Stored records
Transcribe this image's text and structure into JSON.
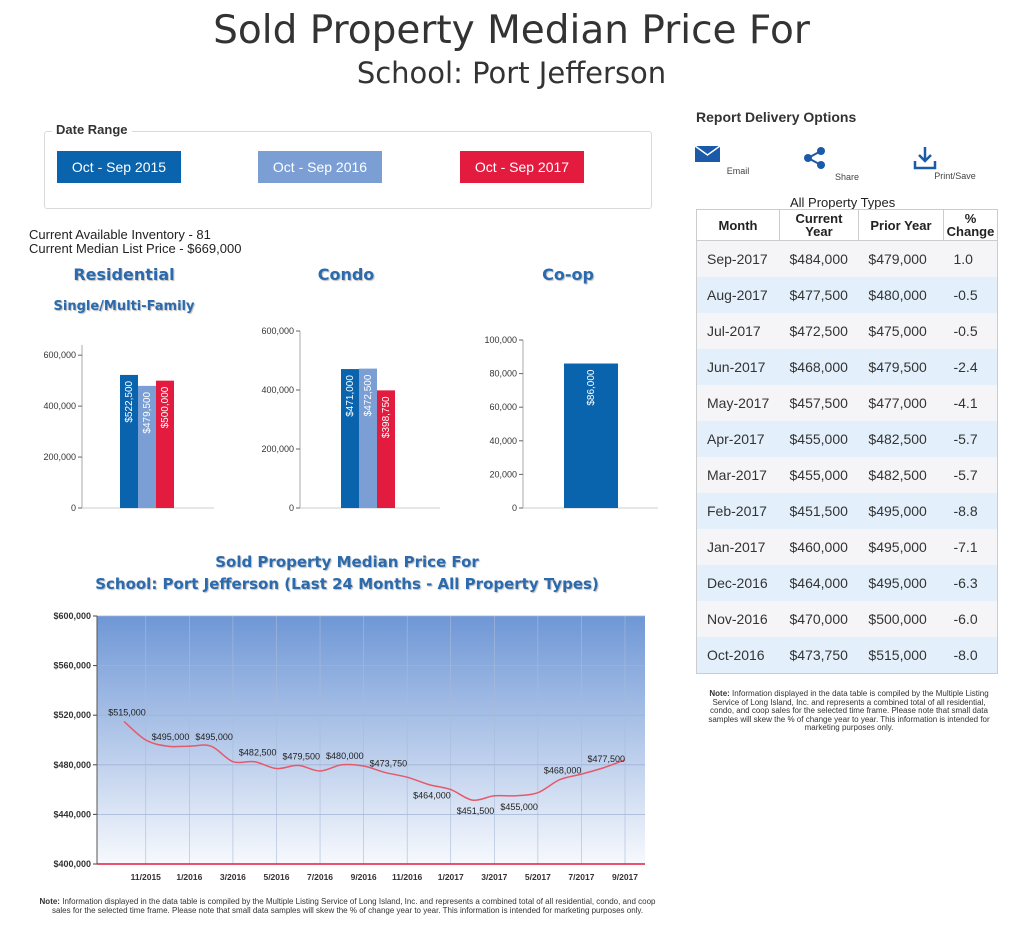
{
  "header": {
    "title_line1": "Sold Property Median Price For",
    "title_line2": "School: Port Jefferson"
  },
  "date_range": {
    "legend": "Date Range",
    "buttons": [
      {
        "label": "Oct - Sep 2015",
        "color": "#0a63ad"
      },
      {
        "label": "Oct - Sep 2016",
        "color": "#7b9fd4"
      },
      {
        "label": "Oct - Sep 2017",
        "color": "#e31b3f"
      }
    ]
  },
  "inventory": {
    "available": "Current Available Inventory - 81",
    "median_list": "Current Median List Price - $669,000"
  },
  "report_delivery": {
    "title": "Report Delivery Options",
    "items": [
      {
        "label": "Email",
        "icon": "email-icon"
      },
      {
        "label": "Share",
        "icon": "share-icon"
      },
      {
        "label": "Print/Save",
        "icon": "download-icon"
      }
    ]
  },
  "table": {
    "caption": "All Property Types",
    "headers": [
      "Month",
      "Current Year",
      "Prior Year",
      "% Change"
    ],
    "rows": [
      [
        "Sep-2017",
        "$484,000",
        "$479,000",
        "1.0"
      ],
      [
        "Aug-2017",
        "$477,500",
        "$480,000",
        "-0.5"
      ],
      [
        "Jul-2017",
        "$472,500",
        "$475,000",
        "-0.5"
      ],
      [
        "Jun-2017",
        "$468,000",
        "$479,500",
        "-2.4"
      ],
      [
        "May-2017",
        "$457,500",
        "$477,000",
        "-4.1"
      ],
      [
        "Apr-2017",
        "$455,000",
        "$482,500",
        "-5.7"
      ],
      [
        "Mar-2017",
        "$455,000",
        "$482,500",
        "-5.7"
      ],
      [
        "Feb-2017",
        "$451,500",
        "$495,000",
        "-8.8"
      ],
      [
        "Jan-2017",
        "$460,000",
        "$495,000",
        "-7.1"
      ],
      [
        "Dec-2016",
        "$464,000",
        "$495,000",
        "-6.3"
      ],
      [
        "Nov-2016",
        "$470,000",
        "$500,000",
        "-6.0"
      ],
      [
        "Oct-2016",
        "$473,750",
        "$515,000",
        "-8.0"
      ]
    ]
  },
  "notes": {
    "label": "Note:",
    "table_note": "Information displayed in the data table is compiled by the Multiple Listing Service of Long Island, Inc. and represents a combined total of all residential, condo, and coop sales for the selected time frame.  Please note that small data samples will skew the % of change year to year.  This information is intended for marketing purposes only.",
    "bottom_note": "Information displayed in the data table is compiled by the Multiple Listing Service of Long Island, Inc. and represents a combined total of all residential, condo, and coop sales for the selected time frame.  Please note that small data samples will skew the % of change year to year.  This information is intended for marketing purposes only."
  },
  "chart_data": [
    {
      "type": "bar",
      "title": "Residential",
      "subtitle": "Single/Multi-Family",
      "series": [
        {
          "name": "Oct - Sep 2015",
          "values": [
            522500
          ],
          "labels": [
            "$522,500"
          ],
          "color": "#0a63ad"
        },
        {
          "name": "Oct - Sep 2016",
          "values": [
            479500
          ],
          "labels": [
            "$479,500"
          ],
          "color": "#7b9fd4"
        },
        {
          "name": "Oct - Sep 2017",
          "values": [
            500000
          ],
          "labels": [
            "$500,000"
          ],
          "color": "#e31b3f"
        }
      ],
      "yticks": [
        "0",
        "200,000",
        "400,000",
        "600,000"
      ],
      "ylim": [
        0,
        640000
      ]
    },
    {
      "type": "bar",
      "title": "Condo",
      "subtitle": "",
      "series": [
        {
          "name": "Oct - Sep 2015",
          "values": [
            471000
          ],
          "labels": [
            "$471,000"
          ],
          "color": "#0a63ad"
        },
        {
          "name": "Oct - Sep 2016",
          "values": [
            472500
          ],
          "labels": [
            "$472,500"
          ],
          "color": "#7b9fd4"
        },
        {
          "name": "Oct - Sep 2017",
          "values": [
            398750
          ],
          "labels": [
            "$398,750"
          ],
          "color": "#e31b3f"
        }
      ],
      "yticks": [
        "0",
        "200,000",
        "400,000",
        "600,000"
      ],
      "ylim": [
        0,
        600000
      ]
    },
    {
      "type": "bar",
      "title": "Co-op",
      "subtitle": "",
      "series": [
        {
          "name": "Oct - Sep 2017",
          "values": [
            86000
          ],
          "labels": [
            "$86,000"
          ],
          "color": "#0a63ad"
        }
      ],
      "yticks": [
        "0",
        "20,000",
        "40,000",
        "60,000",
        "80,000",
        "100,000"
      ],
      "ylim": [
        0,
        100000
      ]
    },
    {
      "type": "line",
      "title": "Sold Property Median Price For",
      "subtitle": "School: Port Jefferson (Last 24 Months - All Property Types)",
      "x": [
        "10/2015",
        "11/2015",
        "12/2015",
        "1/2016",
        "2/2016",
        "3/2016",
        "4/2016",
        "5/2016",
        "6/2016",
        "7/2016",
        "8/2016",
        "9/2016",
        "10/2016",
        "11/2016",
        "12/2016",
        "1/2017",
        "2/2017",
        "3/2017",
        "4/2017",
        "5/2017",
        "6/2017",
        "7/2017",
        "8/2017",
        "9/2017"
      ],
      "xticks": [
        "11/2015",
        "1/2016",
        "3/2016",
        "5/2016",
        "7/2016",
        "9/2016",
        "11/2016",
        "1/2017",
        "3/2017",
        "5/2017",
        "7/2017",
        "9/2017"
      ],
      "y": [
        515000,
        500000,
        495000,
        495000,
        495000,
        482500,
        482500,
        477000,
        479500,
        475000,
        480000,
        479000,
        473750,
        470000,
        464000,
        460000,
        451500,
        455000,
        455000,
        457500,
        468000,
        472500,
        477500,
        484000
      ],
      "point_labels": [
        {
          "i": 0,
          "text": "$515,000"
        },
        {
          "i": 2,
          "text": "$495,000"
        },
        {
          "i": 4,
          "text": "$495,000"
        },
        {
          "i": 6,
          "text": "$482,500"
        },
        {
          "i": 8,
          "text": "$479,500"
        },
        {
          "i": 10,
          "text": "$480,000"
        },
        {
          "i": 12,
          "text": "$473,750"
        },
        {
          "i": 14,
          "text": "$464,000"
        },
        {
          "i": 16,
          "text": "$451,500"
        },
        {
          "i": 18,
          "text": "$455,000"
        },
        {
          "i": 20,
          "text": "$468,000"
        },
        {
          "i": 22,
          "text": "$477,500"
        }
      ],
      "yticks": [
        "$400,000",
        "$440,000",
        "$480,000",
        "$520,000",
        "$560,000",
        "$600,000"
      ],
      "ylim": [
        400000,
        600000
      ],
      "line_color": "#e55a6a",
      "grid": true
    }
  ]
}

■ **GIVEN PROBLEM**
Locate the word "Current" in the entries, and copy every line where it is found.

■ **OUTPUT FOR THIS EXERCISE**
    "available": "Current Available Inventory - 81",
    "median_list": "Current Median List Price - $669,000"
      "Current Year",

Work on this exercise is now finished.